(Saved entries)
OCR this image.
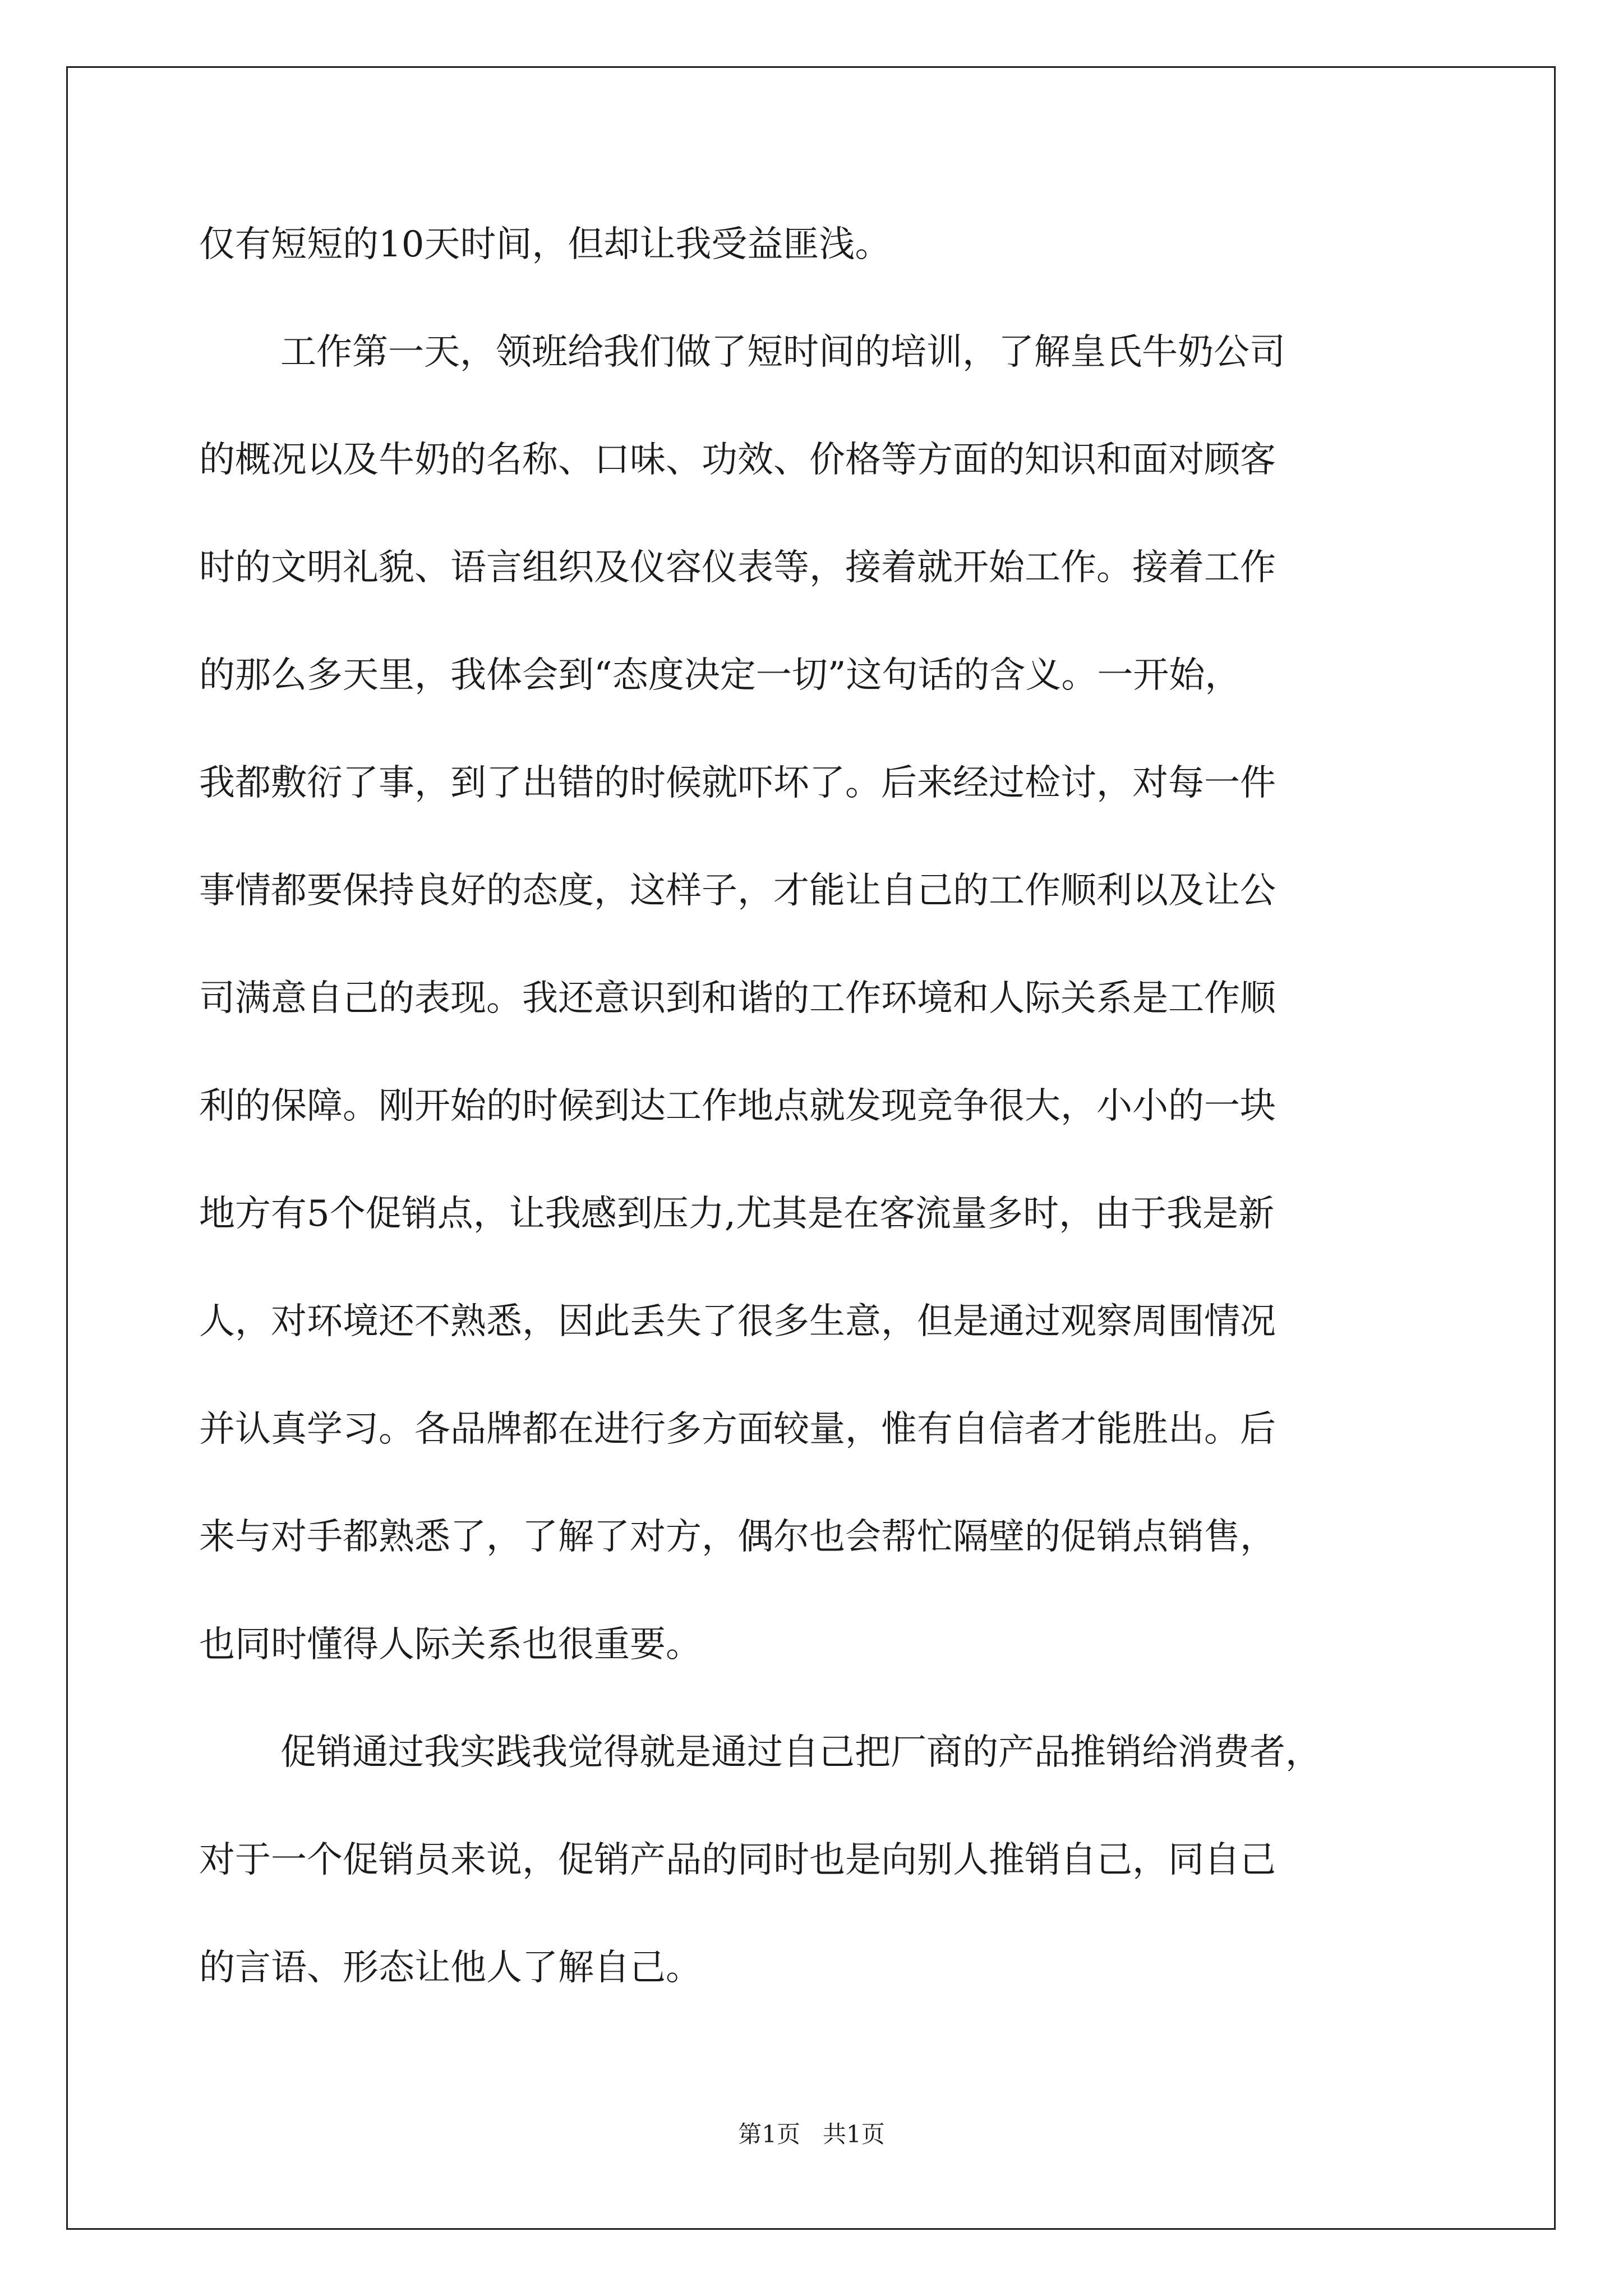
仅有短短的10天时间，但却让我受益匪浅。
工作第一天，领班给我们做了短时间的培训，了解皇氏牛奶公司
的概况以及牛奶的名称、口味、功效、价格等方面的知识和面对顾客
时的文明礼貌、语言组织及仪容仪表等，接着就开始工作。接着工作
的那么多天里，我体会到“态度决定一切”这句话的含义。一开始，
我都敷衍了事，到了出错的时候就吓坏了。后来经过检讨，对每一件
事情都要保持良好的态度，这样子，才能让自己的工作顺利以及让公
司满意自己的表现。我还意识到和谐的工作环境和人际关系是工作顺
利的保障。刚开始的时候到达工作地点就发现竞争很大，小小的一块
地方有5个促销点，让我感到压力,尤其是在客流量多时，由于我是新
人，对环境还不熟悉，因此丢失了很多生意，但是通过观察周围情况
并认真学习。各品牌都在进行多方面较量，惟有自信者才能胜出。后
来与对手都熟悉了，了解了对方，偶尔也会帮忙隔壁的促销点销售，
也同时懂得人际关系也很重要。
促销通过我实践我觉得就是通过自己把厂商的产品推销给消费者，
对于一个促销员来说，促销产品的同时也是向别人推销自己，同自己
的言语、形态让他人了解自己。
第1页   共1页
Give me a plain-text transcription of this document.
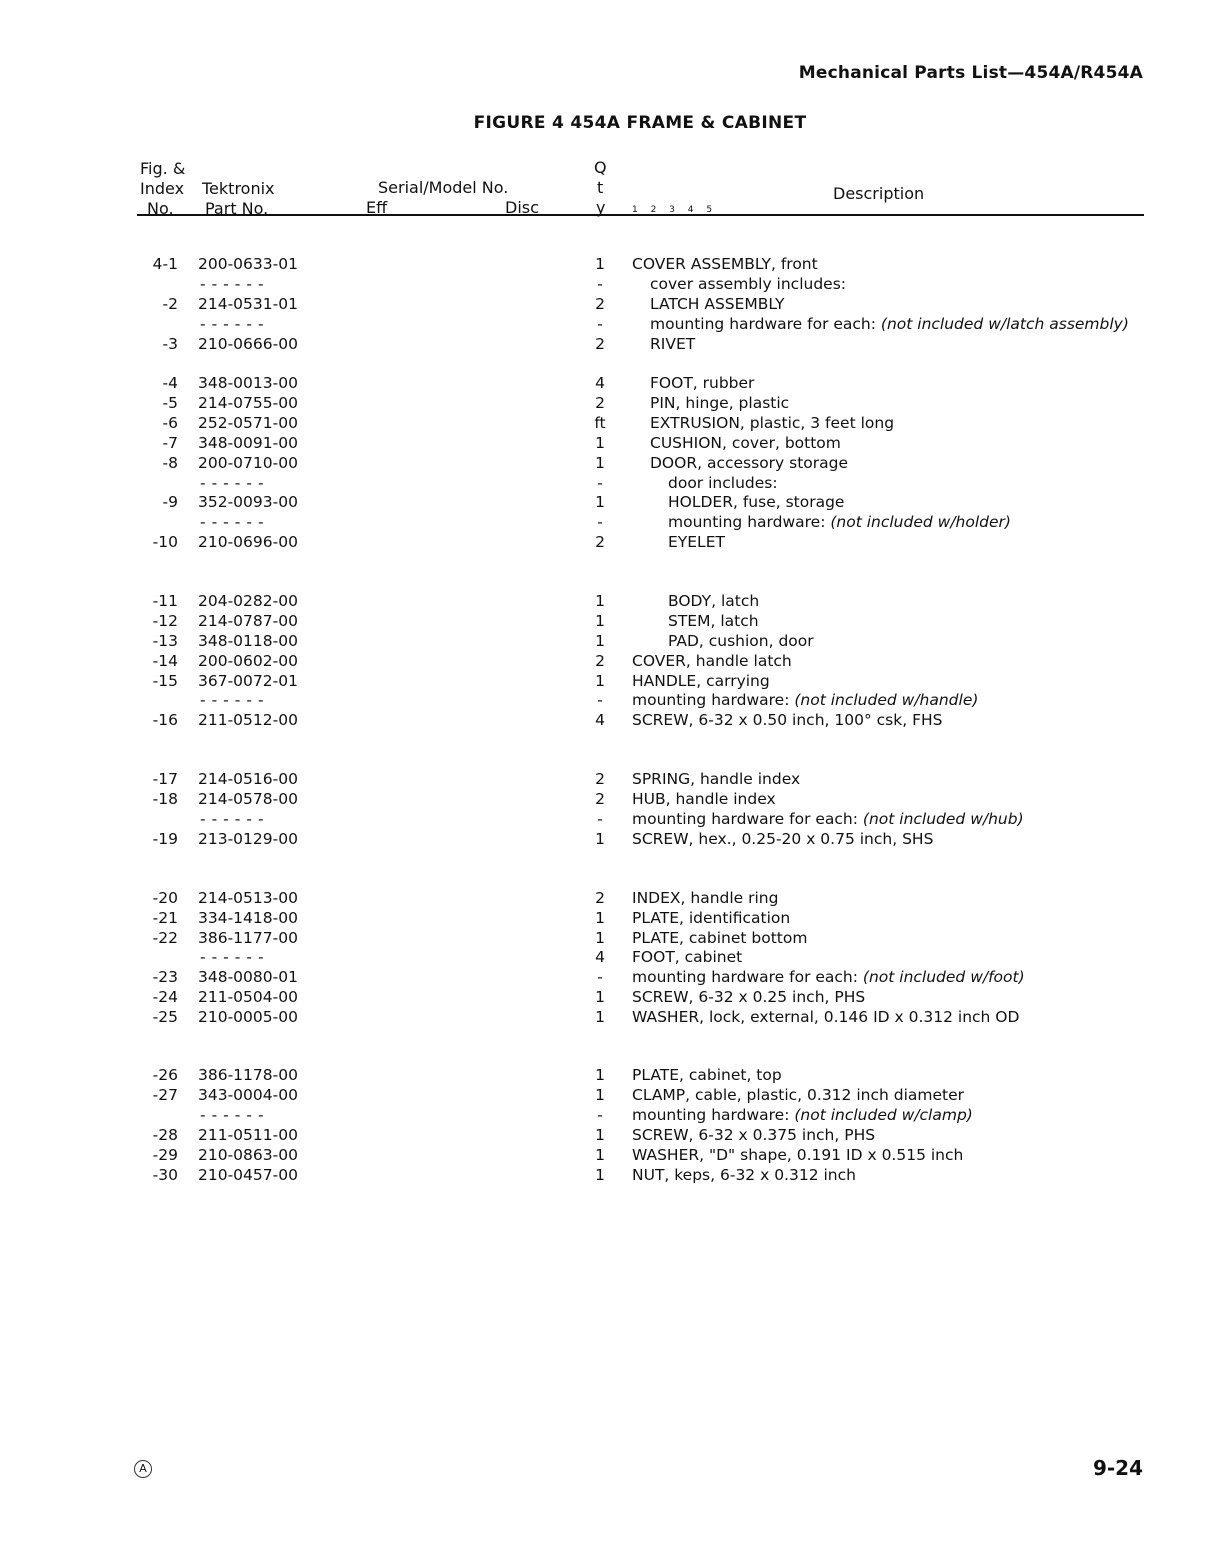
Mechanical Parts List—454A/R454A
FIGURE 4 454A FRAME & CABINET
Fig. &
Index
No.
Tektronix
Part No.
Serial/Model No.
Eff	Disc
Q
t
y	1 2 3 4 5
Description
4-1 200-0633-01	1	COVER ASSEMBLY, front
------	-	cover assembly includes:
-2 214-0531-01	2	LATCH ASSEMBLY
------	-	mounting hardware for each: (not included w/latch assembly)
-3 210-0666-00	2	RIVET
-4 348-0013-00	4	FOOT, rubber
-5 214-0755-00	2	PIN, hinge, plastic
-6 252-0571-00	ft	EXTRUSION, plastic, 3 feet long
-7 348-0091-00	1	CUSHION, cover, bottom
-8 200-0710-00	1	DOOR, accessory storage
------	-	door includes:
-9 352-0093-00	1	HOLDER, fuse, storage
------	-	mounting hardware: (not included w/holder)
-10 210-0696-00	2	EYELET
-11 204-0282-00	1	BODY, latch
-12 214-0787-00	1	STEM, latch
-13 348-0118-00	1	PAD, cushion, door
-14 200-0602-00	2	COVER, handle latch
-15 367-0072-01	1	HANDLE, carrying
------	-	mounting hardware: (not included w/handle)
-16 211-0512-00	4	SCREW, 6-32 x 0.50 inch, 100° csk, FHS
-17 214-0516-00	2	SPRING, handle index
-18 214-0578-00	2	HUB, handle index
------	-	mounting hardware for each: (not included w/hub)
-19 213-0129-00	1	SCREW, hex., 0.25-20 x 0.75 inch, SHS
-20 214-0513-00	2	INDEX, handle ring
-21 334-1418-00	1	PLATE, identification
-22 386-1177-00	1	PLATE, cabinet bottom
------	4	FOOT, cabinet
-23 348-0080-01	-	mounting hardware for each: (not included w/foot)
-24 211-0504-00	1	SCREW, 6-32 x 0.25 inch, PHS
-25 210-0005-00	1	WASHER, lock, external, 0.146 ID x 0.312 inch OD
-26 386-1178-00	1	PLATE, cabinet, top
-27 343-0004-00	1	CLAMP, cable, plastic, 0.312 inch diameter
------	-	mounting hardware: (not included w/clamp)
-28 211-0511-00	1	SCREW, 6-32 x 0.375 inch, PHS
-29 210-0863-00	1	WASHER, "D" shape, 0.191 ID x 0.515 inch
-30 210-0457-00	1	NUT, keps, 6-32 x 0.312 inch
A	9-24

## Exercise prompt:
Each line above is to be copied verbatim. Drop any image from the copy.

## Answer for the task:
OCR this image.
仅有短短的10天时间，但却让我受益匪浅。
工作第一天，领班给我们做了短时间的培训，了解皇氏牛奶公司
的概况以及牛奶的名称、口味、功效、价格等方面的知识和面对顾客
时的文明礼貌、语言组织及仪容仪表等，接着就开始工作。接着工作
的那么多天里，我体会到“态度决定一切”这句话的含义。一开始，
我都敷衍了事，到了出错的时候就吓坏了。后来经过检讨，对每一件
事情都要保持良好的态度，这样子，才能让自己的工作顺利以及让公
司满意自己的表现。我还意识到和谐的工作环境和人际关系是工作顺
利的保障。刚开始的时候到达工作地点就发现竞争很大，小小的一块
地方有5个促销点，让我感到压力,尤其是在客流量多时，由于我是新
人，对环境还不熟悉，因此丢失了很多生意，但是通过观察周围情况
并认真学习。各品牌都在进行多方面较量，惟有自信者才能胜出。后
来与对手都熟悉了，了解了对方，偶尔也会帮忙隔壁的促销点销售，
也同时懂得人际关系也很重要。
促销通过我实践我觉得就是通过自己把厂商的产品推销给消费者，
对于一个促销员来说，促销产品的同时也是向别人推销自己，同自己
的言语、形态让他人了解自己。
第1页   共1页
Give me a plain-text transcription of this document.
Mechanical Parts List—454A/R454A
FIGURE 4 454A FRAME & CABINET
Fig. &
Index
No.
Tektronix
Part No.
Serial/Model No.
Eff	Disc
Q
t
y	1 2 3 4 5
Description
4-1 200-0633-01	1	COVER ASSEMBLY, front
------	-	cover assembly includes:
-2 214-0531-01	2	LATCH ASSEMBLY
------	-	mounting hardware for each: (not included w/latch assembly)
-3 210-0666-00	2	RIVET
-4 348-0013-00	4	FOOT, rubber
-5 214-0755-00	2	PIN, hinge, plastic
-6 252-0571-00	ft	EXTRUSION, plastic, 3 feet long
-7 348-0091-00	1	CUSHION, cover, bottom
-8 200-0710-00	1	DOOR, accessory storage
------	-	door includes:
-9 352-0093-00	1	HOLDER, fuse, storage
------	-	mounting hardware: (not included w/holder)
-10 210-0696-00	2	EYELET
-11 204-0282-00	1	BODY, latch
-12 214-0787-00	1	STEM, latch
-13 348-0118-00	1	PAD, cushion, door
-14 200-0602-00	2	COVER, handle latch
-15 367-0072-01	1	HANDLE, carrying
------	-	mounting hardware: (not included w/handle)
-16 211-0512-00	4	SCREW, 6-32 x 0.50 inch, 100° csk, FHS
-17 214-0516-00	2	SPRING, handle index
-18 214-0578-00	2	HUB, handle index
------	-	mounting hardware for each: (not included w/hub)
-19 213-0129-00	1	SCREW, hex., 0.25-20 x 0.75 inch, SHS
-20 214-0513-00	2	INDEX, handle ring
-21 334-1418-00	1	PLATE, identification
-22 386-1177-00	1	PLATE, cabinet bottom
------	4	FOOT, cabinet
-23 348-0080-01	-	mounting hardware for each: (not included w/foot)
-24 211-0504-00	1	SCREW, 6-32 x 0.25 inch, PHS
-25 210-0005-00	1	WASHER, lock, external, 0.146 ID x 0.312 inch OD
-26 386-1178-00	1	PLATE, cabinet, top
-27 343-0004-00	1	CLAMP, cable, plastic, 0.312 inch diameter
------	-	mounting hardware: (not included w/clamp)
-28 211-0511-00	1	SCREW, 6-32 x 0.375 inch, PHS
-29 210-0863-00	1	WASHER, "D" shape, 0.191 ID x 0.515 inch
-30 210-0457-00	1	NUT, keps, 6-32 x 0.312 inch
A	9-24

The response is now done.